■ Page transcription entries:
►
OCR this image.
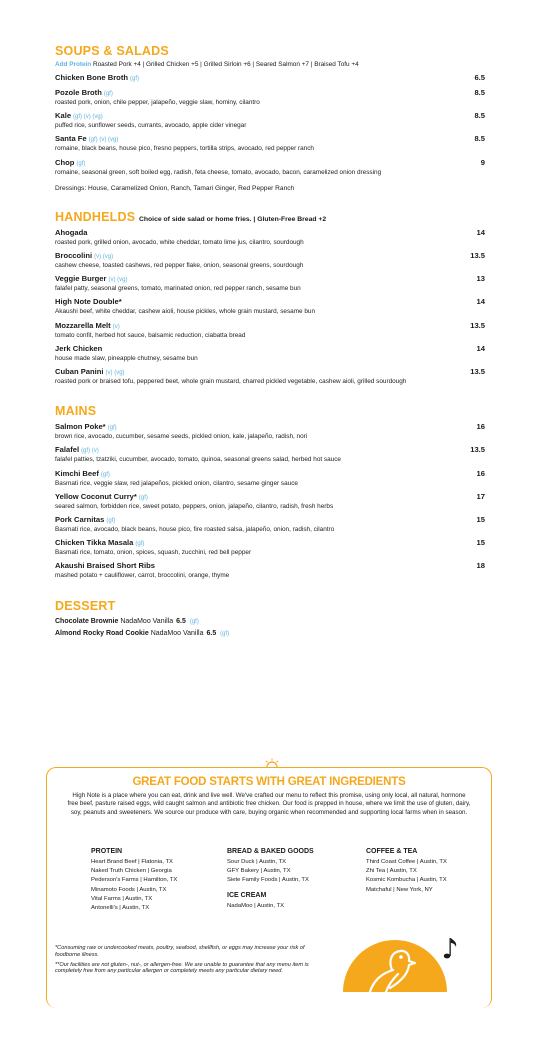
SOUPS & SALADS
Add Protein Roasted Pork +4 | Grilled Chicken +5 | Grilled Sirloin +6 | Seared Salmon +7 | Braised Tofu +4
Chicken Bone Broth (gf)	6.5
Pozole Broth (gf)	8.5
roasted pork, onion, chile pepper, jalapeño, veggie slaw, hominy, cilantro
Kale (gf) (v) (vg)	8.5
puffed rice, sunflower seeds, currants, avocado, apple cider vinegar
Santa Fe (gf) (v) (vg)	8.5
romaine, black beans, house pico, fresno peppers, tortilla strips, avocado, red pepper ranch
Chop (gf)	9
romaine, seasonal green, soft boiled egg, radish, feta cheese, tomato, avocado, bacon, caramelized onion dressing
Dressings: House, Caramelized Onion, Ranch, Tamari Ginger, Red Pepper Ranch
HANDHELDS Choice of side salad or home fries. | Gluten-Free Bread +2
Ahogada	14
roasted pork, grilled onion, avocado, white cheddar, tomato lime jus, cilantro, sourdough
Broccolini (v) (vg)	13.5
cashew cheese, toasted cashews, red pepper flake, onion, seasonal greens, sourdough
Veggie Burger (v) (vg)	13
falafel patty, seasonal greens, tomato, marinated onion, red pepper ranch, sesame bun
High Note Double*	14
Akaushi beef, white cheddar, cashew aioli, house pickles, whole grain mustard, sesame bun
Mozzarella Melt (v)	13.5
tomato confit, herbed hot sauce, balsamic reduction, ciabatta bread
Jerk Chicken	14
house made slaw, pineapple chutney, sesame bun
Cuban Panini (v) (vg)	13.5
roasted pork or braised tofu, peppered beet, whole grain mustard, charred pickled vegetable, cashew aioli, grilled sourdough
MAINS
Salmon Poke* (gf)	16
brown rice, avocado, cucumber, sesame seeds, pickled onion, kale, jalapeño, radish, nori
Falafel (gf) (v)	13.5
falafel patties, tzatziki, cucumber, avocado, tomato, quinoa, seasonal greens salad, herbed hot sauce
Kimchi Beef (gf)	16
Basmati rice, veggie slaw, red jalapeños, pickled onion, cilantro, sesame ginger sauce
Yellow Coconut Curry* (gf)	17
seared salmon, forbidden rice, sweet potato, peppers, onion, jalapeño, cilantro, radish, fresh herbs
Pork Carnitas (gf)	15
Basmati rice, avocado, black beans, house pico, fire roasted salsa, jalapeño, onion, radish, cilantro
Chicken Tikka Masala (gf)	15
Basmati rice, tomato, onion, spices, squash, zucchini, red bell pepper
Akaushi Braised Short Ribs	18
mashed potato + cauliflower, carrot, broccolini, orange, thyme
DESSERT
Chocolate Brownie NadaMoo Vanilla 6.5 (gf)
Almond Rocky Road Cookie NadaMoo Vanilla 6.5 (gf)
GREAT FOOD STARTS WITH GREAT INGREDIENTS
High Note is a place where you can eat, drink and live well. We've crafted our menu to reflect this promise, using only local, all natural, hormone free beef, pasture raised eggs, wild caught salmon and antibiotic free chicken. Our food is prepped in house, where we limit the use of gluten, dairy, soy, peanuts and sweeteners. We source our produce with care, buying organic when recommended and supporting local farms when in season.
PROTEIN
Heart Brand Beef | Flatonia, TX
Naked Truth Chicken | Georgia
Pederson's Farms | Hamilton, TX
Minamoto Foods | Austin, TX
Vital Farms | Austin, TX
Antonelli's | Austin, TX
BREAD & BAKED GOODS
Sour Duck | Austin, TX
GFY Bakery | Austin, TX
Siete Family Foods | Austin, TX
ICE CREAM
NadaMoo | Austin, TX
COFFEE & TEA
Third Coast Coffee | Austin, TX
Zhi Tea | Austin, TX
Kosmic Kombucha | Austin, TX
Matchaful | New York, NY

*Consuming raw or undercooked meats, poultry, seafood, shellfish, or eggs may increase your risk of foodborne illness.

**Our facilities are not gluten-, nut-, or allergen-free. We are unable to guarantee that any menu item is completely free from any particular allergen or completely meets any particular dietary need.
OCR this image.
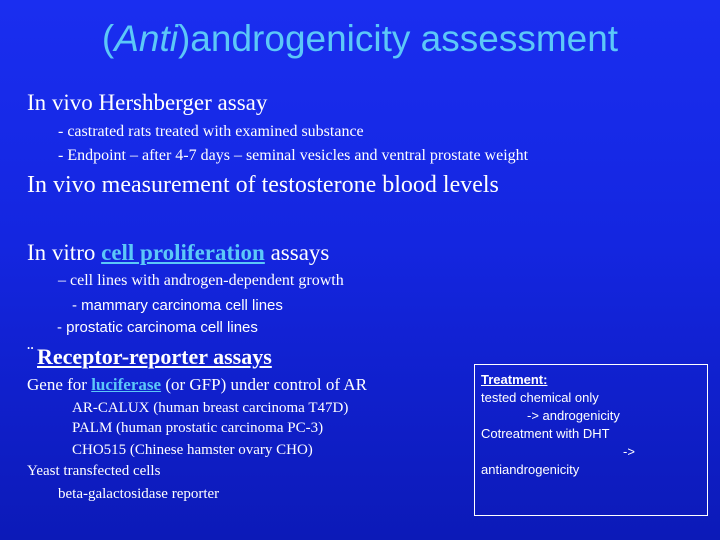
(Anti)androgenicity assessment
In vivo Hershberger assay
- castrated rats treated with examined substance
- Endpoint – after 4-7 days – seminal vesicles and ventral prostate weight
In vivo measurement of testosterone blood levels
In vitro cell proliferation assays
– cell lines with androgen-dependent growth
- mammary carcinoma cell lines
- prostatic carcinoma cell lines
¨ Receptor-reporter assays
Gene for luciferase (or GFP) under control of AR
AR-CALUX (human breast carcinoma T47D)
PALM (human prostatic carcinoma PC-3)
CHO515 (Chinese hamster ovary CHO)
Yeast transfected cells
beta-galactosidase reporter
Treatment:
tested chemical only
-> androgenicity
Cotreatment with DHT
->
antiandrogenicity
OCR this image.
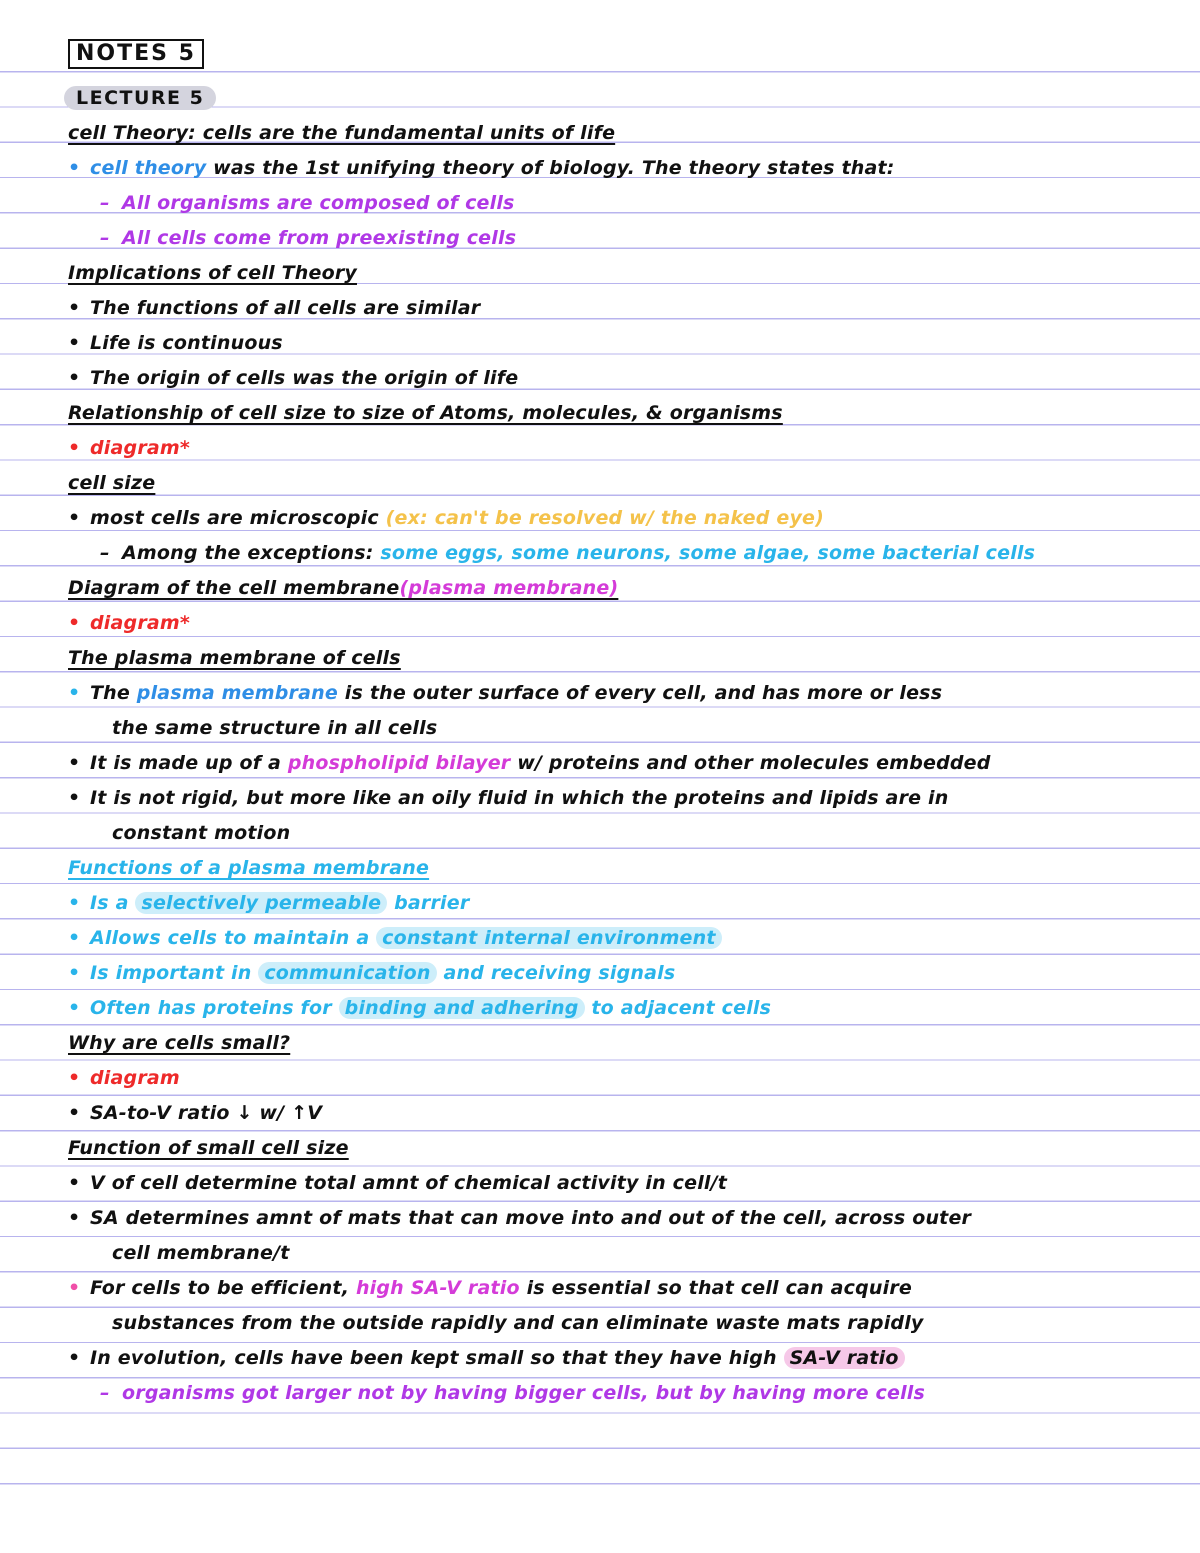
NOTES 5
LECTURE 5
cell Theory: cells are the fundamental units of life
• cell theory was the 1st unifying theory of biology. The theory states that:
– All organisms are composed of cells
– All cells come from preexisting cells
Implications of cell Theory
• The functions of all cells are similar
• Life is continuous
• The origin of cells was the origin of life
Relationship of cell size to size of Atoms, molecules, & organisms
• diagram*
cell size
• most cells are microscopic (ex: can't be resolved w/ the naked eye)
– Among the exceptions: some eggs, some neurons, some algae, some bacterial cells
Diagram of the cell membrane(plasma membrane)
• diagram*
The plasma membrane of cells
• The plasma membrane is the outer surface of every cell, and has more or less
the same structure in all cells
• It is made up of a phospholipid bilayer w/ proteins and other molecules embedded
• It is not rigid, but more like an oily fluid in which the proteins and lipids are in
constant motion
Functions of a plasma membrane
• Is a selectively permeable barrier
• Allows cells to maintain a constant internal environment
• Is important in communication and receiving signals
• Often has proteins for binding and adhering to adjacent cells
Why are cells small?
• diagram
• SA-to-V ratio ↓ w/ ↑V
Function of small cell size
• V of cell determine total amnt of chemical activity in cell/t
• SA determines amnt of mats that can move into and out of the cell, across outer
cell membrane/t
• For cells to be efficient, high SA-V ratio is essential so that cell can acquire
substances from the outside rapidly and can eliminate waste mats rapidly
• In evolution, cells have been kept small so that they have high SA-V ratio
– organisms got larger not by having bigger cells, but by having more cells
◄
■ Task description:
Lines containing the word "whole" are to be tallied across the entries above; give only the resulting count.

■ Result of the task:
2